**JOB**
Say how many lines hold the string "mahlian"; please write nothing but the number.

**DATA FOR THIS EXERCISE**
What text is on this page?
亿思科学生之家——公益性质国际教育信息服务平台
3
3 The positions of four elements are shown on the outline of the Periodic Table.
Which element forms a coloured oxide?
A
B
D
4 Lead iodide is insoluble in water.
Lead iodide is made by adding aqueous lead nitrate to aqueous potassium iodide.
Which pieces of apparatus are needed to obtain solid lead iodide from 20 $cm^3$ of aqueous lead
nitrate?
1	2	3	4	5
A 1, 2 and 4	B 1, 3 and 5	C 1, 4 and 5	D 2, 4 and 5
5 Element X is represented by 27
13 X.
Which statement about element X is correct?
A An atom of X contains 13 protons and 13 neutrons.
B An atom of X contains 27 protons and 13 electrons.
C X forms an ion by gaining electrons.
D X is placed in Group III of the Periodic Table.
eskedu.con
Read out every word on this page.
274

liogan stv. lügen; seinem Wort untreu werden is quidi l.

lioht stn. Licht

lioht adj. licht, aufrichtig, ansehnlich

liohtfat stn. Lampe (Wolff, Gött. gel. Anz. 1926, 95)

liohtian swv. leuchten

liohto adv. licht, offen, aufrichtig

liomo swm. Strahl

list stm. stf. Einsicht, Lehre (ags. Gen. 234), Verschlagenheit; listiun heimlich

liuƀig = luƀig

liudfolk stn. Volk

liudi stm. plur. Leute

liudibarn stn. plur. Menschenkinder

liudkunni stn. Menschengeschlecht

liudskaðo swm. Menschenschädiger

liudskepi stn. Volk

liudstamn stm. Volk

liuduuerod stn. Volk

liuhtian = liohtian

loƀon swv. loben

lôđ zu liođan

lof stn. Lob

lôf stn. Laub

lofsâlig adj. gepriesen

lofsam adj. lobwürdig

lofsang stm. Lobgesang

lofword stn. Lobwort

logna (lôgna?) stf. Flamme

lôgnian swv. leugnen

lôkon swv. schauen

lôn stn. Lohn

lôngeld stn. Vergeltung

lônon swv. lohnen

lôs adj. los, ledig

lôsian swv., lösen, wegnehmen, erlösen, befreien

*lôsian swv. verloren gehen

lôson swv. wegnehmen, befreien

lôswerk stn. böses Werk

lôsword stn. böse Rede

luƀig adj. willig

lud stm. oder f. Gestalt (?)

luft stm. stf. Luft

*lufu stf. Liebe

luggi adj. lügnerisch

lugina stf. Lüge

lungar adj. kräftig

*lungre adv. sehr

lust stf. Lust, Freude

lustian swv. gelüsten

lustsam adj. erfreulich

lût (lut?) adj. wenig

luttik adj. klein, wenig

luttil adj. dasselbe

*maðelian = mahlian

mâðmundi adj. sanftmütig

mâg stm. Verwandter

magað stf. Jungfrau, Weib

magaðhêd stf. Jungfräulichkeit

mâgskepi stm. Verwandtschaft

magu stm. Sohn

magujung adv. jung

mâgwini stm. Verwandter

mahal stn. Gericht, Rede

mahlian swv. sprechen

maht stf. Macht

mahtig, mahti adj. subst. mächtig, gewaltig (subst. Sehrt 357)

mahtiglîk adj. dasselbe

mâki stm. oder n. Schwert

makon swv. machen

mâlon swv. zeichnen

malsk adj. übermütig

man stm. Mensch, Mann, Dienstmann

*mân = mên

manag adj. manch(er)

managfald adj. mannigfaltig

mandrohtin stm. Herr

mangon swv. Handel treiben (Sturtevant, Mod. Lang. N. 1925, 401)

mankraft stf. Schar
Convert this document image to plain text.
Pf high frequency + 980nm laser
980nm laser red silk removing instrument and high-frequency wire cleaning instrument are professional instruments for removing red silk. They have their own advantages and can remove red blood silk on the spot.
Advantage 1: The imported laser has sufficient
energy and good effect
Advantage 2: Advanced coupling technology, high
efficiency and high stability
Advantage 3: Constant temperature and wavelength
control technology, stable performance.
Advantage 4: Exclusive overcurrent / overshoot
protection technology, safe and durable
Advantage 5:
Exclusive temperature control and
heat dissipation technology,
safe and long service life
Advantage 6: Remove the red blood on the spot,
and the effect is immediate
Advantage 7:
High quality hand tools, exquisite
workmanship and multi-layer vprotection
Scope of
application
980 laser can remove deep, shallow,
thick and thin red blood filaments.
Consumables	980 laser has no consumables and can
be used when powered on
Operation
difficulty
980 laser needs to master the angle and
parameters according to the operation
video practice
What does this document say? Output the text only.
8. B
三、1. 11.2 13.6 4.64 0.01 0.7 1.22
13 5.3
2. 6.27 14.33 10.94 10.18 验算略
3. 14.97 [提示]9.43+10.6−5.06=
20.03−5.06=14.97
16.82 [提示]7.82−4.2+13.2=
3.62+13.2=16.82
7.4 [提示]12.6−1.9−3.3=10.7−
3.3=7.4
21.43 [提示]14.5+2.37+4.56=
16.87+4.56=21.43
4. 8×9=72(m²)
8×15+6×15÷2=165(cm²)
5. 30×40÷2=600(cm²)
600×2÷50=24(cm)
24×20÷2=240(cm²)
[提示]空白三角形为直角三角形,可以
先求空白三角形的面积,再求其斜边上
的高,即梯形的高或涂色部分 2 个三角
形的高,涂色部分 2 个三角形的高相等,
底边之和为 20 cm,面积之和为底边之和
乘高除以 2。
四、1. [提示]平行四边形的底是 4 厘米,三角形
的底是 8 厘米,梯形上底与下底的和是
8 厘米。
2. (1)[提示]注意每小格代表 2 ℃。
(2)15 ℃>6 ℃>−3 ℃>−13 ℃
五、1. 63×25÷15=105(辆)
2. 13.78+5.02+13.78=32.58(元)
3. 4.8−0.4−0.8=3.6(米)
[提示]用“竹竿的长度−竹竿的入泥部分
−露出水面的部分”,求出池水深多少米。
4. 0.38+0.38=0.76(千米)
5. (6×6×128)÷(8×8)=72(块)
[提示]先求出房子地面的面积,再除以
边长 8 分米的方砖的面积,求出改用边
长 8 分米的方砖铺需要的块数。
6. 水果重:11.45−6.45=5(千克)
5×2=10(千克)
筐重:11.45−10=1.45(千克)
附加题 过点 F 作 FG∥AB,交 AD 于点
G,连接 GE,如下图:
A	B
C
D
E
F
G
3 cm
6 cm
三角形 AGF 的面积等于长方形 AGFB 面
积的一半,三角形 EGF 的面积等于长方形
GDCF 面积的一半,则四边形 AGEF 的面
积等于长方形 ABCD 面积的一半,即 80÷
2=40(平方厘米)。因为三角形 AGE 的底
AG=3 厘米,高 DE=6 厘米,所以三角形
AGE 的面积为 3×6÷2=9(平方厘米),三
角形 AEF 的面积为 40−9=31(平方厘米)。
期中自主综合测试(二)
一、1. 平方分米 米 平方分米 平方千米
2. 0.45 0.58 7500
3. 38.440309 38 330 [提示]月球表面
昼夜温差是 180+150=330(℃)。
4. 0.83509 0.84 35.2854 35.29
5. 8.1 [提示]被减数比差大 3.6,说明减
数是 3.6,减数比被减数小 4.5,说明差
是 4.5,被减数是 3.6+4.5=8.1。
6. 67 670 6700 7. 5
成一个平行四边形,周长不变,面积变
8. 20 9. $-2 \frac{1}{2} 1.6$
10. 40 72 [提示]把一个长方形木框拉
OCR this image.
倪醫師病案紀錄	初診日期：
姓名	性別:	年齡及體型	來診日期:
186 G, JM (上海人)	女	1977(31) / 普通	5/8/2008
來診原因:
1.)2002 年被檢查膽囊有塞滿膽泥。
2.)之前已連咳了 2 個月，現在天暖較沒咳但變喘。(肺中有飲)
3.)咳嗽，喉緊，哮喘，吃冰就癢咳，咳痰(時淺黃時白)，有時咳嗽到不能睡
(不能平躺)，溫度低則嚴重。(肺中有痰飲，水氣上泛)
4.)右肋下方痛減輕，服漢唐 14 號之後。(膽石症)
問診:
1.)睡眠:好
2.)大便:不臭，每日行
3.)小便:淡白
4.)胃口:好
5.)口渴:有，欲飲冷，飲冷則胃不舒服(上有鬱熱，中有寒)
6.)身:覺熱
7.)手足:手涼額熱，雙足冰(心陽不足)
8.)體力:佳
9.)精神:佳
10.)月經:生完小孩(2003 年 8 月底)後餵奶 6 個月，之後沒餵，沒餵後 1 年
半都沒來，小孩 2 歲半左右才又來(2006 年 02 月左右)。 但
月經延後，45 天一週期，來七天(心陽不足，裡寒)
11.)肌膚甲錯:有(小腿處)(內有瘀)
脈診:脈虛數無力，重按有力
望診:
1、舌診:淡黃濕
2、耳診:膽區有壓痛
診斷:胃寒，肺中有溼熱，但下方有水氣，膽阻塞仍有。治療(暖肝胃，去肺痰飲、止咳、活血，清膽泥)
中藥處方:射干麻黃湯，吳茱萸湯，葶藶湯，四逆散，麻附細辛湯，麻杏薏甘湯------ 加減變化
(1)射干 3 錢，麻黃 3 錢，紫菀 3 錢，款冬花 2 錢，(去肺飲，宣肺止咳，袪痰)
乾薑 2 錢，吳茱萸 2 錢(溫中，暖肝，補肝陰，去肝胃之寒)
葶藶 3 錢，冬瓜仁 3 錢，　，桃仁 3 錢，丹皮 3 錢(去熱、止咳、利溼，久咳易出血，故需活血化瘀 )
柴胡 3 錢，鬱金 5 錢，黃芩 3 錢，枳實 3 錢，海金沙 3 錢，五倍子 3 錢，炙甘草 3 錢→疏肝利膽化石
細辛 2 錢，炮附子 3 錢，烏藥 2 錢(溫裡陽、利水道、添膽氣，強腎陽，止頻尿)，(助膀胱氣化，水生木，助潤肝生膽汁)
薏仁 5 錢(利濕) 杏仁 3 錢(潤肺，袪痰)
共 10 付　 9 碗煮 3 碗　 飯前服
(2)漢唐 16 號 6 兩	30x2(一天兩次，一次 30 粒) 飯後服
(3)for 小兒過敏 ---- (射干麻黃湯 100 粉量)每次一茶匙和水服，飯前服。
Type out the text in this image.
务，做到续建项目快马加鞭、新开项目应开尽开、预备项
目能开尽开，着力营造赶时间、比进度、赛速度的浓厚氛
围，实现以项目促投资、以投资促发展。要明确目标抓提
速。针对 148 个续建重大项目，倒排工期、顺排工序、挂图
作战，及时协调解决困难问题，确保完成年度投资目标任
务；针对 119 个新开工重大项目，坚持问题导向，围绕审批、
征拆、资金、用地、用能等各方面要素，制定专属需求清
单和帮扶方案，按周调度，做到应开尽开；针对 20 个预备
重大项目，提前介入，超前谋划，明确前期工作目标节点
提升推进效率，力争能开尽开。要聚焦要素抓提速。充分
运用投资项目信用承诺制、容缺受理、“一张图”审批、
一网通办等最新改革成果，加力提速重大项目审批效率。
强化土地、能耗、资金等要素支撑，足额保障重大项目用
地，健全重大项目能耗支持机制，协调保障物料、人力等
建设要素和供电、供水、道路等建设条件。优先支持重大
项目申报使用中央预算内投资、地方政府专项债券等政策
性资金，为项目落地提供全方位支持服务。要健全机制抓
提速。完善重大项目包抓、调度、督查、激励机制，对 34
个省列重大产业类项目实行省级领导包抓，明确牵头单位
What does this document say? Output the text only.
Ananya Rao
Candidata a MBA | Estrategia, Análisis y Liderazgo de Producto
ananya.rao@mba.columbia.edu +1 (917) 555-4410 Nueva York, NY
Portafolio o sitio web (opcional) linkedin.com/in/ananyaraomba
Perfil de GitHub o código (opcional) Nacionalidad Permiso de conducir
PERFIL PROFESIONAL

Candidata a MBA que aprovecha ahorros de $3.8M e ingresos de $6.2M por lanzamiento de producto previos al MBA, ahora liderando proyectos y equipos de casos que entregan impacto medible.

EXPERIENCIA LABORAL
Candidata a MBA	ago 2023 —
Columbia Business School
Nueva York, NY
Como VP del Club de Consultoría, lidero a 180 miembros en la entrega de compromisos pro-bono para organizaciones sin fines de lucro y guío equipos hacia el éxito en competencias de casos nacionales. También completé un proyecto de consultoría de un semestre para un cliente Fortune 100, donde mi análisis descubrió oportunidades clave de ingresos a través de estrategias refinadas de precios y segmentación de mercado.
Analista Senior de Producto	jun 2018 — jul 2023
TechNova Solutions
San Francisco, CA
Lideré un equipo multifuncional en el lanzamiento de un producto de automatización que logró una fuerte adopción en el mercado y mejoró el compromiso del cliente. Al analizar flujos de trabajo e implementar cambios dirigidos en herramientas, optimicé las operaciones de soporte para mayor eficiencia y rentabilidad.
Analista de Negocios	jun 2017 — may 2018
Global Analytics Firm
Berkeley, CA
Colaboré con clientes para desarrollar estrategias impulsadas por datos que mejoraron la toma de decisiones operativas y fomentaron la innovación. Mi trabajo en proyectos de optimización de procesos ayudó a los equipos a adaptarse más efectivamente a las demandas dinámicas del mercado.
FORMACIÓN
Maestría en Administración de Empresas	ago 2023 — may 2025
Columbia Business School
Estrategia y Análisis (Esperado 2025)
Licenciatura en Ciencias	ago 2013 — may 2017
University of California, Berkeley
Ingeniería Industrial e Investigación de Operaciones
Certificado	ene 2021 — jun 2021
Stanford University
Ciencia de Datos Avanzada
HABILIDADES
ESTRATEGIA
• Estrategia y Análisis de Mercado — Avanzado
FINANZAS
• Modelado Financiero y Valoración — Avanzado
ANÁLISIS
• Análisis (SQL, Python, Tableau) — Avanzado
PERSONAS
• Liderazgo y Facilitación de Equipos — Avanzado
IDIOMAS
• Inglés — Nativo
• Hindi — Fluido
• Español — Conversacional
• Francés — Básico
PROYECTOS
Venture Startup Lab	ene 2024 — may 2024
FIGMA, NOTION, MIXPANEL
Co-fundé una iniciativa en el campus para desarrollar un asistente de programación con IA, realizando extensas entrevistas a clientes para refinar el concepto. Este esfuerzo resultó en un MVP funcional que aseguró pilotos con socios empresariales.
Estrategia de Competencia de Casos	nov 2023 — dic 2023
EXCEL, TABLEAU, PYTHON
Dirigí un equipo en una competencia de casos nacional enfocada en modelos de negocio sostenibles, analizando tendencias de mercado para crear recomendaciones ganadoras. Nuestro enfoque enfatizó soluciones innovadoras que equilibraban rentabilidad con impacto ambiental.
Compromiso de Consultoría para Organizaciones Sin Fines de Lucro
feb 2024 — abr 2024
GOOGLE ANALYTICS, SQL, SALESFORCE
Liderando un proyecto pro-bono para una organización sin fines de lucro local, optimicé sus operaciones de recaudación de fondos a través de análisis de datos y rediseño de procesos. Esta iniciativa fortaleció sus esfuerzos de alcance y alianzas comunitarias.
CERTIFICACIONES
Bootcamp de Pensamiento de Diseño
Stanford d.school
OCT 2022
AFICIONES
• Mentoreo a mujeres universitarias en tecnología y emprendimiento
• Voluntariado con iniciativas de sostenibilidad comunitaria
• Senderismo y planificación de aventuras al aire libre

**OUTPUT FOR THIS EXERCISE**
2